Listing —
===============

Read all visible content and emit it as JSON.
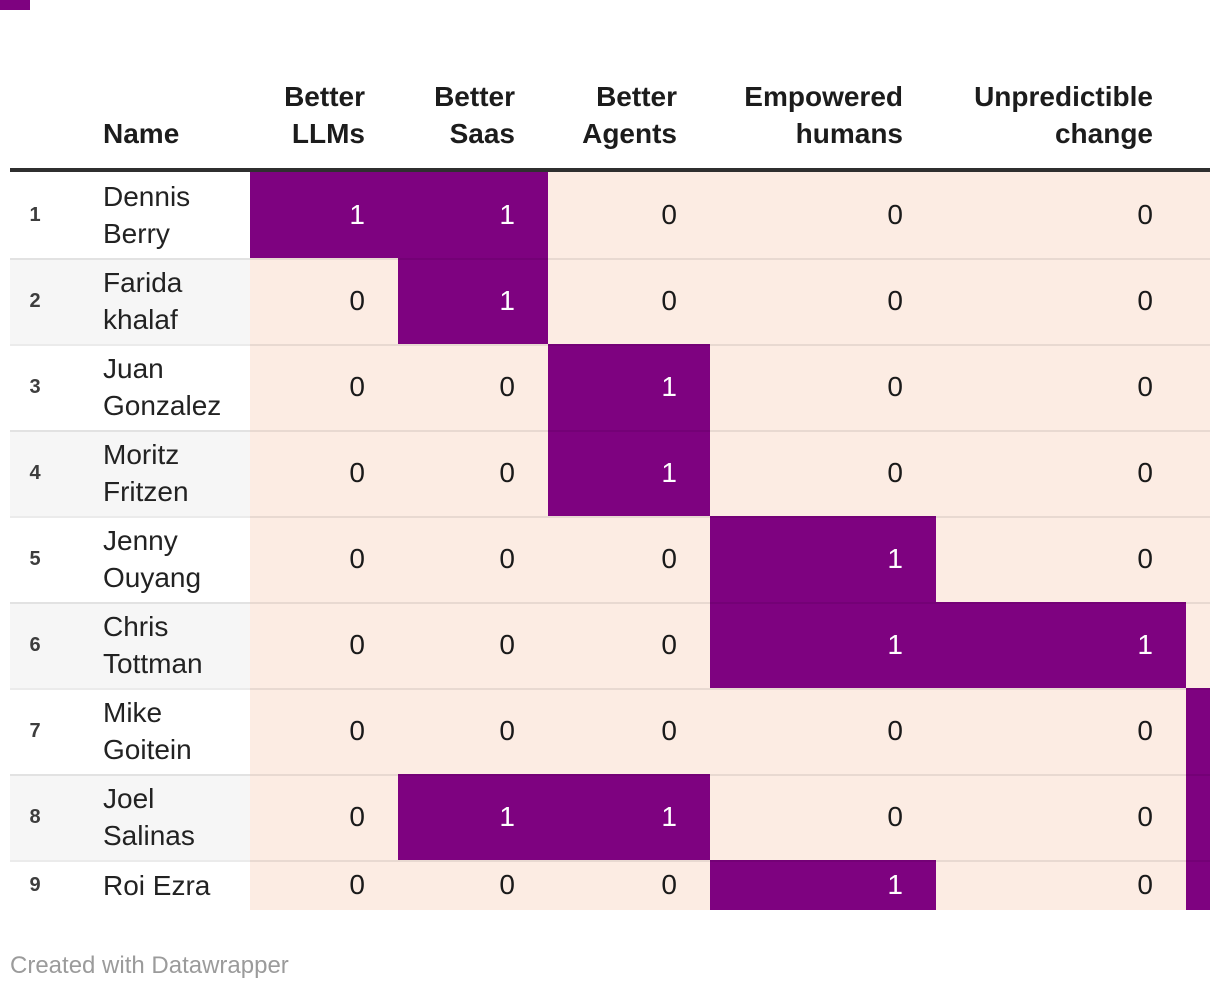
{
  "table": {
    "name_header": "Name",
    "columns": [
      "Better LLMs",
      "Better Saas",
      "Better Agents",
      "Empowered humans",
      "Unpredictible change"
    ],
    "rows": [
      {
        "index": "1",
        "name": "Dennis Berry",
        "name_lines": [
          "Dennis",
          "Berry"
        ],
        "values": [
          1,
          1,
          0,
          0,
          0
        ],
        "clipped_value": 0
      },
      {
        "index": "2",
        "name": "Farida khalaf",
        "name_lines": [
          "Farida",
          "khalaf"
        ],
        "values": [
          0,
          1,
          0,
          0,
          0
        ],
        "clipped_value": 0
      },
      {
        "index": "3",
        "name": "Juan Gonzalez",
        "name_lines": [
          "Juan",
          "Gonzalez"
        ],
        "values": [
          0,
          0,
          1,
          0,
          0
        ],
        "clipped_value": 0
      },
      {
        "index": "4",
        "name": "Moritz Fritzen",
        "name_lines": [
          "Moritz",
          "Fritzen"
        ],
        "values": [
          0,
          0,
          1,
          0,
          0
        ],
        "clipped_value": 0
      },
      {
        "index": "5",
        "name": "Jenny Ouyang",
        "name_lines": [
          "Jenny",
          "Ouyang"
        ],
        "values": [
          0,
          0,
          0,
          1,
          0
        ],
        "clipped_value": 0
      },
      {
        "index": "6",
        "name": "Chris Tottman",
        "name_lines": [
          "Chris",
          "Tottman"
        ],
        "values": [
          0,
          0,
          0,
          1,
          1
        ],
        "clipped_value": 0
      },
      {
        "index": "7",
        "name": "Mike Goitein",
        "name_lines": [
          "Mike",
          "Goitein"
        ],
        "values": [
          0,
          0,
          0,
          0,
          0
        ],
        "clipped_value": 1
      },
      {
        "index": "8",
        "name": "Joel Salinas",
        "name_lines": [
          "Joel",
          "Salinas"
        ],
        "values": [
          0,
          1,
          1,
          0,
          0
        ],
        "clipped_value": 1
      },
      {
        "index": "9",
        "name": "Roi Ezra",
        "name_lines": [
          "Roi Ezra"
        ],
        "values": [
          0,
          0,
          0,
          1,
          0
        ],
        "clipped_value": 1
      }
    ]
  },
  "footer": {
    "credit": "Created with Datawrapper"
  },
  "colors": {
    "value_1_bg": "#7e0280",
    "value_0_bg": "#fcece3",
    "value_1_text": "#ffffff",
    "value_0_text": "#1a1a1a",
    "row_alt_bg": "#f6f6f6",
    "header_rule": "#2f2f2f",
    "footer_text": "#9b9b9b",
    "corner_mark": "#7e0280"
  },
  "chart_data": {
    "type": "heatmap",
    "title": "",
    "columns": [
      "Better LLMs",
      "Better Saas",
      "Better Agents",
      "Empowered humans",
      "Unpredictible change"
    ],
    "rows": [
      "Dennis Berry",
      "Farida khalaf",
      "Juan Gonzalez",
      "Moritz Fritzen",
      "Jenny Ouyang",
      "Chris Tottman",
      "Mike Goitein",
      "Joel Salinas",
      "Roi Ezra"
    ],
    "values": [
      [
        1,
        1,
        0,
        0,
        0
      ],
      [
        0,
        1,
        0,
        0,
        0
      ],
      [
        0,
        0,
        1,
        0,
        0
      ],
      [
        0,
        0,
        1,
        0,
        0
      ],
      [
        0,
        0,
        0,
        1,
        0
      ],
      [
        0,
        0,
        0,
        1,
        1
      ],
      [
        0,
        0,
        0,
        0,
        0
      ],
      [
        0,
        1,
        1,
        0,
        0
      ],
      [
        0,
        0,
        0,
        1,
        0
      ]
    ],
    "clipped_sixth_column_values": [
      0,
      0,
      0,
      0,
      0,
      0,
      1,
      1,
      1
    ],
    "color_scale": {
      "0": "#fcece3",
      "1": "#7e0280"
    },
    "legend_position": "none",
    "grid": "row-separators"
  }
}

===============

What you have to do —
Images in the data above are to be skipped. Retype all other material exactly.

Written reply —
Read all visible content and emit it as JSON.
{
  "table": {
    "name_header": "Name",
    "columns": [
      "Better LLMs",
      "Better Saas",
      "Better Agents",
      "Empowered humans",
      "Unpredictible change"
    ],
    "rows": [
      {
        "index": "1",
        "name": "Dennis Berry",
        "name_lines": [
          "Dennis",
          "Berry"
        ],
        "values": [
          1,
          1,
          0,
          0,
          0
        ],
        "clipped_value": 0
      },
      {
        "index": "2",
        "name": "Farida khalaf",
        "name_lines": [
          "Farida",
          "khalaf"
        ],
        "values": [
          0,
          1,
          0,
          0,
          0
        ],
        "clipped_value": 0
      },
      {
        "index": "3",
        "name": "Juan Gonzalez",
        "name_lines": [
          "Juan",
          "Gonzalez"
        ],
        "values": [
          0,
          0,
          1,
          0,
          0
        ],
        "clipped_value": 0
      },
      {
        "index": "4",
        "name": "Moritz Fritzen",
        "name_lines": [
          "Moritz",
          "Fritzen"
        ],
        "values": [
          0,
          0,
          1,
          0,
          0
        ],
        "clipped_value": 0
      },
      {
        "index": "5",
        "name": "Jenny Ouyang",
        "name_lines": [
          "Jenny",
          "Ouyang"
        ],
        "values": [
          0,
          0,
          0,
          1,
          0
        ],
        "clipped_value": 0
      },
      {
        "index": "6",
        "name": "Chris Tottman",
        "name_lines": [
          "Chris",
          "Tottman"
        ],
        "values": [
          0,
          0,
          0,
          1,
          1
        ],
        "clipped_value": 0
      },
      {
        "index": "7",
        "name": "Mike Goitein",
        "name_lines": [
          "Mike",
          "Goitein"
        ],
        "values": [
          0,
          0,
          0,
          0,
          0
        ],
        "clipped_value": 1
      },
      {
        "index": "8",
        "name": "Joel Salinas",
        "name_lines": [
          "Joel",
          "Salinas"
        ],
        "values": [
          0,
          1,
          1,
          0,
          0
        ],
        "clipped_value": 1
      },
      {
        "index": "9",
        "name": "Roi Ezra",
        "name_lines": [
          "Roi Ezra"
        ],
        "values": [
          0,
          0,
          0,
          1,
          0
        ],
        "clipped_value": 1
      }
    ]
  },
  "footer": {
    "credit": "Created with Datawrapper"
  },
  "colors": {
    "value_1_bg": "#7e0280",
    "value_0_bg": "#fcece3",
    "value_1_text": "#ffffff",
    "value_0_text": "#1a1a1a",
    "row_alt_bg": "#f6f6f6",
    "header_rule": "#2f2f2f",
    "footer_text": "#9b9b9b",
    "corner_mark": "#7e0280"
  },
  "chart_data": {
    "type": "heatmap",
    "title": "",
    "columns": [
      "Better LLMs",
      "Better Saas",
      "Better Agents",
      "Empowered humans",
      "Unpredictible change"
    ],
    "rows": [
      "Dennis Berry",
      "Farida khalaf",
      "Juan Gonzalez",
      "Moritz Fritzen",
      "Jenny Ouyang",
      "Chris Tottman",
      "Mike Goitein",
      "Joel Salinas",
      "Roi Ezra"
    ],
    "values": [
      [
        1,
        1,
        0,
        0,
        0
      ],
      [
        0,
        1,
        0,
        0,
        0
      ],
      [
        0,
        0,
        1,
        0,
        0
      ],
      [
        0,
        0,
        1,
        0,
        0
      ],
      [
        0,
        0,
        0,
        1,
        0
      ],
      [
        0,
        0,
        0,
        1,
        1
      ],
      [
        0,
        0,
        0,
        0,
        0
      ],
      [
        0,
        1,
        1,
        0,
        0
      ],
      [
        0,
        0,
        0,
        1,
        0
      ]
    ],
    "clipped_sixth_column_values": [
      0,
      0,
      0,
      0,
      0,
      0,
      1,
      1,
      1
    ],
    "color_scale": {
      "0": "#fcece3",
      "1": "#7e0280"
    },
    "legend_position": "none",
    "grid": "row-separators"
  }
}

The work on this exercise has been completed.